**Set task:**
Read through the entries below and return each line with the word "Relative".

[START OF Listed records]

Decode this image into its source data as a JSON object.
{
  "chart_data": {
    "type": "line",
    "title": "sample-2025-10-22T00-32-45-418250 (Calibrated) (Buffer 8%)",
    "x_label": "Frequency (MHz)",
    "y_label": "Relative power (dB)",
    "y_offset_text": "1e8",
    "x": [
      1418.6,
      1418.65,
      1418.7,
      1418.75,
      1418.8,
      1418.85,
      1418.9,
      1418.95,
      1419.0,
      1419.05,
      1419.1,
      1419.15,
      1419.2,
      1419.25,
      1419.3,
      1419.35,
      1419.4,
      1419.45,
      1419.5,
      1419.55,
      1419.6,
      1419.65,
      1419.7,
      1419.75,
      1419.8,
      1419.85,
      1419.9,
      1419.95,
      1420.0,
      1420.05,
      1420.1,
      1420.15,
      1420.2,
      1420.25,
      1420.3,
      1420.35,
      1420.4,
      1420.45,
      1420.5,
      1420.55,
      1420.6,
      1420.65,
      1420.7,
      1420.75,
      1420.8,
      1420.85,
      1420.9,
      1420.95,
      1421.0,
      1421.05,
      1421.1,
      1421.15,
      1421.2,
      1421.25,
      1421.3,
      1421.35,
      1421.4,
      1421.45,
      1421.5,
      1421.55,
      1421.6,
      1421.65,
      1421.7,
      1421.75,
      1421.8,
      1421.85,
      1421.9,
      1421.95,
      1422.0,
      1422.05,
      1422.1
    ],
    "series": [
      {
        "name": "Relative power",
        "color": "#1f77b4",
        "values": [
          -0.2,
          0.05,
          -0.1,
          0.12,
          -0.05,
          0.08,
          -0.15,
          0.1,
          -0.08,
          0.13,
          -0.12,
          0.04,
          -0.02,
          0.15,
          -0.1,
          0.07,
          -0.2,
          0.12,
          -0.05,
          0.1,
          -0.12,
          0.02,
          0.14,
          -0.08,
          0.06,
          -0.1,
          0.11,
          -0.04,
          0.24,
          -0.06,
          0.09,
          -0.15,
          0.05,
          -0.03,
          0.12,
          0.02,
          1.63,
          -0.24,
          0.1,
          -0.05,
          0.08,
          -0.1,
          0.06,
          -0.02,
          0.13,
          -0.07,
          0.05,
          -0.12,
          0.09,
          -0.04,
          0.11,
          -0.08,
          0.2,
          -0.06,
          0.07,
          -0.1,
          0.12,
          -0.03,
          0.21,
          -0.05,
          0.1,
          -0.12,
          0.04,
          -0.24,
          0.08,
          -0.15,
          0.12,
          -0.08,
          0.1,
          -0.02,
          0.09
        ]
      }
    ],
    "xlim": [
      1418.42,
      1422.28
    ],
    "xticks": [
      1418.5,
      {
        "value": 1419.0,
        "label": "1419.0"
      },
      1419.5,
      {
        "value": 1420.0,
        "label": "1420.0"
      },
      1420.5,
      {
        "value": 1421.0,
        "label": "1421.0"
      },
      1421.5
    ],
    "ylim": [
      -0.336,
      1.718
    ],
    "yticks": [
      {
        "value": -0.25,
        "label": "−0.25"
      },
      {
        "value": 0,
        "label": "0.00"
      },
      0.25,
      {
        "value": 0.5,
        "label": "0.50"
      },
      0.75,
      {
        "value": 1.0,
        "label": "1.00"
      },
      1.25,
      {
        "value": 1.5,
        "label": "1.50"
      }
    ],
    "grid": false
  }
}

[END OF Listed records]

**Task solution:**
    "y_label": "Relative power (dB)",
        "name": "Relative power",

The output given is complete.